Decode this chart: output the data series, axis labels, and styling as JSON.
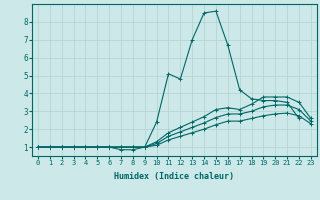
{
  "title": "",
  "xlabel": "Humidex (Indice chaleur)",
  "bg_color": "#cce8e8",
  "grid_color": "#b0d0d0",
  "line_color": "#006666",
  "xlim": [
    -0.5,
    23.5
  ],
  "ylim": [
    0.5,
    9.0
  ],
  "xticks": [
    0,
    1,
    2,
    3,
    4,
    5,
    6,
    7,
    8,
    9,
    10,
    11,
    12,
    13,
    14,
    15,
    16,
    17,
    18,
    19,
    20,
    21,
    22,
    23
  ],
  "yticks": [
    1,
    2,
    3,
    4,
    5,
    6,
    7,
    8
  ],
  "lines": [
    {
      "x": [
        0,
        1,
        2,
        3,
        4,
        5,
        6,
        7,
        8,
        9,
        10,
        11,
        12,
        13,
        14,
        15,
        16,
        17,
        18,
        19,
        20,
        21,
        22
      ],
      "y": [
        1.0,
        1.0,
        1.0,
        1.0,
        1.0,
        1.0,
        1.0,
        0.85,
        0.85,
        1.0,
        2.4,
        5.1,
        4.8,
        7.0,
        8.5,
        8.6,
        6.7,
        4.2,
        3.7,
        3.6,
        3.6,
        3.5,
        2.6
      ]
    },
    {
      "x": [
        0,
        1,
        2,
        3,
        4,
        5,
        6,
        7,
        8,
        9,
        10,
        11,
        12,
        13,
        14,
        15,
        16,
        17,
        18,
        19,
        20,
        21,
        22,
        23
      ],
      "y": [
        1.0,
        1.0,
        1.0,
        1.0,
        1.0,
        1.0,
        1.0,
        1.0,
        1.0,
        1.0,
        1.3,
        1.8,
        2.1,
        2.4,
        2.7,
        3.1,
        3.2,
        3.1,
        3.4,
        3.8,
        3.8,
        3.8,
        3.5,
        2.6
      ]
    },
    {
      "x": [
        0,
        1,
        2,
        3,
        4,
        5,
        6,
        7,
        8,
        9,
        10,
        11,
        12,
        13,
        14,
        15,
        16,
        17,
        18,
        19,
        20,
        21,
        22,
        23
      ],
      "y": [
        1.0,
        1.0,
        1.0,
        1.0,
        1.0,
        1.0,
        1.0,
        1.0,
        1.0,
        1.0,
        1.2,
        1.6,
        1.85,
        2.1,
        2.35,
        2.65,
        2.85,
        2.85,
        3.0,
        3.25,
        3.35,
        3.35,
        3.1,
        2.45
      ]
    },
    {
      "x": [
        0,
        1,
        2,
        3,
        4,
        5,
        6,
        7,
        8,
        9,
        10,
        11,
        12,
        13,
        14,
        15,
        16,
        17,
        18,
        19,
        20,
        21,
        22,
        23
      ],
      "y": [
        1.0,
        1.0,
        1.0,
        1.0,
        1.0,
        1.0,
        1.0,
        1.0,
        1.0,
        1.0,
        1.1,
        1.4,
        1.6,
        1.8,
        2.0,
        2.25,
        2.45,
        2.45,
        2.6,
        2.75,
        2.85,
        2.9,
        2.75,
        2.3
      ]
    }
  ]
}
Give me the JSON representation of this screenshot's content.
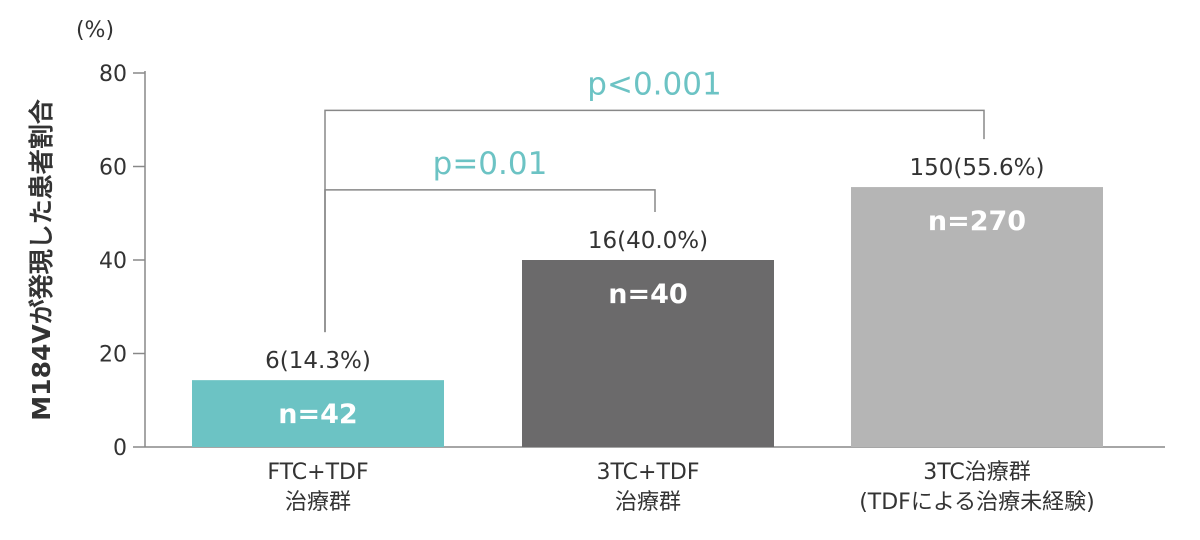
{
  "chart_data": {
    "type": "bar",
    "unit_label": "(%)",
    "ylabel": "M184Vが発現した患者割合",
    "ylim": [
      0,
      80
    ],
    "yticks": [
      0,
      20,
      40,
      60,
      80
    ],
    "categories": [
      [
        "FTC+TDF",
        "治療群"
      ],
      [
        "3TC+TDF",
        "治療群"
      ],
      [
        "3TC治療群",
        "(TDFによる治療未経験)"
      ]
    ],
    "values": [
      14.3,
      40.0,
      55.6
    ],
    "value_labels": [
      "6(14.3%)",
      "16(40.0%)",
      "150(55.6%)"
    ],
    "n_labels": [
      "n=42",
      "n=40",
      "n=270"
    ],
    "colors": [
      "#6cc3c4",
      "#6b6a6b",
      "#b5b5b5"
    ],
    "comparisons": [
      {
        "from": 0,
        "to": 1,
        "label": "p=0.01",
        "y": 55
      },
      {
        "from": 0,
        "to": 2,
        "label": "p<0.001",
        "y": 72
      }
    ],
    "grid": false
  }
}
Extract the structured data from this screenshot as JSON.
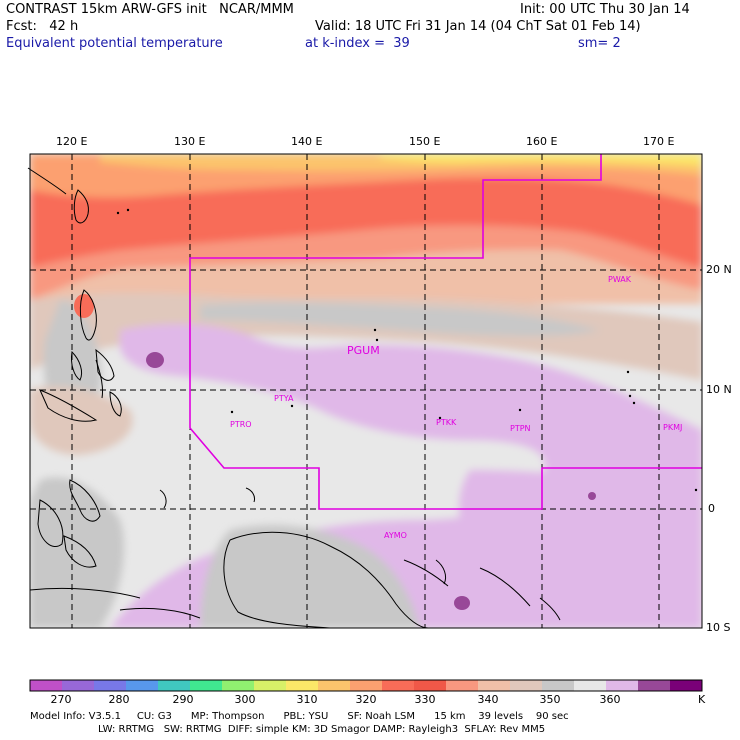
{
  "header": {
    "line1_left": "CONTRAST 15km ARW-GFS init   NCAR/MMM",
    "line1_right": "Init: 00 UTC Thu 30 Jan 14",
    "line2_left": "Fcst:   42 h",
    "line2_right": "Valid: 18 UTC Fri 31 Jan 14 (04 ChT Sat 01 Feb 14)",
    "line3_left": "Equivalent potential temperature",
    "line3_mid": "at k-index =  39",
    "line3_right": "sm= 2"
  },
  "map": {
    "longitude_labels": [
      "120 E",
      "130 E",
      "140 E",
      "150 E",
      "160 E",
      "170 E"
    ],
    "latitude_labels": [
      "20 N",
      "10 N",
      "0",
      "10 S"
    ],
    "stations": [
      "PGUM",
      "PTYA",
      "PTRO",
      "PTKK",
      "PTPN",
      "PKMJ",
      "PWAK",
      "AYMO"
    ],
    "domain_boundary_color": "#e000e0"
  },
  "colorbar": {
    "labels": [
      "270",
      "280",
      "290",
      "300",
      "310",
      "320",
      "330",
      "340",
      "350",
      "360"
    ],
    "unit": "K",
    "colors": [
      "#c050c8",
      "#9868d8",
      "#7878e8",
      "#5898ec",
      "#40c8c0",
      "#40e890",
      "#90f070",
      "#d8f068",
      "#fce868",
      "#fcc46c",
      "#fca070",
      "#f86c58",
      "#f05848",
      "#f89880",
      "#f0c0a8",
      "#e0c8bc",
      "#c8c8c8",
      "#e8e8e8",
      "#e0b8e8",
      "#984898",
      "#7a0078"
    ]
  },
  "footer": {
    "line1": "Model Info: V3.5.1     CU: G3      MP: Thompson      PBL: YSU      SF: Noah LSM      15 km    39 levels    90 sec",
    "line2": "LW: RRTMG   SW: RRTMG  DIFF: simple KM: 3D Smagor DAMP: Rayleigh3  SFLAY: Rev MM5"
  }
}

■ **Exercise description**
Find the lines with the string "screenshot" and reproduce them.

■ **Problem solution**
Give me the JSON representation of this screenshot's content.
Extract the structured data from this screenshot as JSON.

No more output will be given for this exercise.